• WHAT TO WORK ON: Identify each line below that contains the word "type", and copy it out.

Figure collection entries
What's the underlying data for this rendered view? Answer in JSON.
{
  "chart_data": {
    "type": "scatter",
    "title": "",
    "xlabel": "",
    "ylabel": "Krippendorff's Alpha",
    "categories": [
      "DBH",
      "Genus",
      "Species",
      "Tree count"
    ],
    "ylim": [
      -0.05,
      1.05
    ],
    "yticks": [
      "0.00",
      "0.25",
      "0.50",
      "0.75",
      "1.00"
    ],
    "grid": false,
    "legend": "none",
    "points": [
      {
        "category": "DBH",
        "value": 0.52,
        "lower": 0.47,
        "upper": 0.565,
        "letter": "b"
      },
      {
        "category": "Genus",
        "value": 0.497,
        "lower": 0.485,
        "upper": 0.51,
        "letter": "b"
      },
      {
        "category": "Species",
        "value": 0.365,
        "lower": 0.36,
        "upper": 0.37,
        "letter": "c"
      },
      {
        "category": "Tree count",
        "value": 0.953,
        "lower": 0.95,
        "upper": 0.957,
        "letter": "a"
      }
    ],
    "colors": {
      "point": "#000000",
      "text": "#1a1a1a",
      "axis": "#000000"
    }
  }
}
--
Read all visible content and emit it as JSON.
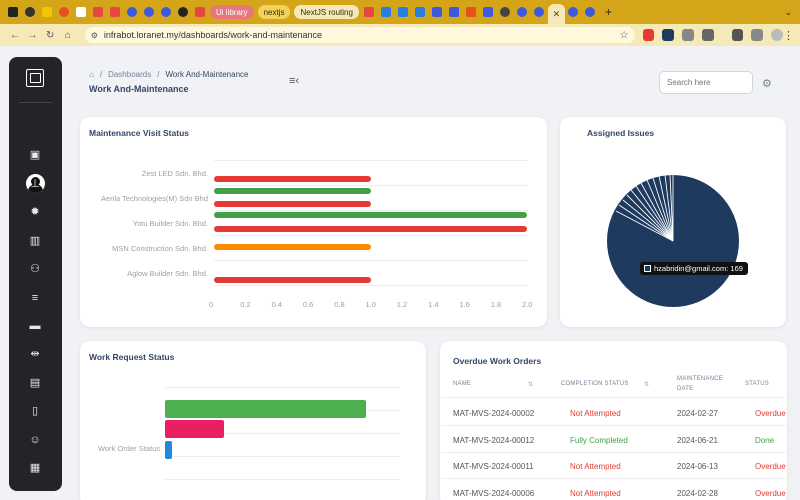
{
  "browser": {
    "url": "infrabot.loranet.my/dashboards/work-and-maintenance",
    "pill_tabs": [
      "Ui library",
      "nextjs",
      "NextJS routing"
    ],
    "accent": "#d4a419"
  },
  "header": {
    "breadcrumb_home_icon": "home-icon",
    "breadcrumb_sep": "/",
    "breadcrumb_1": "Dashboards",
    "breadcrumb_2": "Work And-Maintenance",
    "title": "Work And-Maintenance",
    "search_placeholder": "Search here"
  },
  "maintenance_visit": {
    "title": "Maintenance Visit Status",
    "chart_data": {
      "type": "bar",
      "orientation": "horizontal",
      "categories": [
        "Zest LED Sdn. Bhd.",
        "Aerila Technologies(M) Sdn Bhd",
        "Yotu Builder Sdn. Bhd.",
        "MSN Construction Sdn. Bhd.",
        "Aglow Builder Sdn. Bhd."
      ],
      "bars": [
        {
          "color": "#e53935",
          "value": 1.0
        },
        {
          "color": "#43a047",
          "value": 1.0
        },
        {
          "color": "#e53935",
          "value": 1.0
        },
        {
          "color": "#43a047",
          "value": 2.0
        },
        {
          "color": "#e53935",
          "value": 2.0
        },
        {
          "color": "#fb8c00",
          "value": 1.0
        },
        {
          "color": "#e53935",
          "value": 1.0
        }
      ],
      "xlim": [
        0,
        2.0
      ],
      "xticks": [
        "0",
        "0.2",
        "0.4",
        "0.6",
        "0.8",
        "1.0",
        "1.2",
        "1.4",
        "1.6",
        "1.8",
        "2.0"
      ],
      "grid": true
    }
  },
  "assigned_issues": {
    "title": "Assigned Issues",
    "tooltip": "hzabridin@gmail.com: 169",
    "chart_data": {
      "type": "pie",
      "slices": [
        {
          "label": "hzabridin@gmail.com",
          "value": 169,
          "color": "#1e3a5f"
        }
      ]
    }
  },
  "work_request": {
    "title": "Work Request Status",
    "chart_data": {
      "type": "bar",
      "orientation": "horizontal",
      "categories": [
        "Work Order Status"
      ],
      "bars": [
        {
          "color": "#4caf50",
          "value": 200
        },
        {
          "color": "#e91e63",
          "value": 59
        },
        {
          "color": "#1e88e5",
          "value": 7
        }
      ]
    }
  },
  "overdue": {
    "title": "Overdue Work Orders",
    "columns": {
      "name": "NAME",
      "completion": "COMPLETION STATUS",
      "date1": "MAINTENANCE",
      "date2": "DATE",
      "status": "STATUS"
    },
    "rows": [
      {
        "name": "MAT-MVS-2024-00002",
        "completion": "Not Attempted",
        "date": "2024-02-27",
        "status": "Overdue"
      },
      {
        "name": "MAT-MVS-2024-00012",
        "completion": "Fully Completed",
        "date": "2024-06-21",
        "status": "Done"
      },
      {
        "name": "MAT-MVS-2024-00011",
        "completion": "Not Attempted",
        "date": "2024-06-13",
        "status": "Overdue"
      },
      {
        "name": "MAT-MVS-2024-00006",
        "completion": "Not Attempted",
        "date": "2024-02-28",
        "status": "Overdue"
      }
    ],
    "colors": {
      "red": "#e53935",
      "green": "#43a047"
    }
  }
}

• SOLUTION BELOW:
    "type": "scatter",
      "type": "bar",
      "type": "pie",
      "type": "bar",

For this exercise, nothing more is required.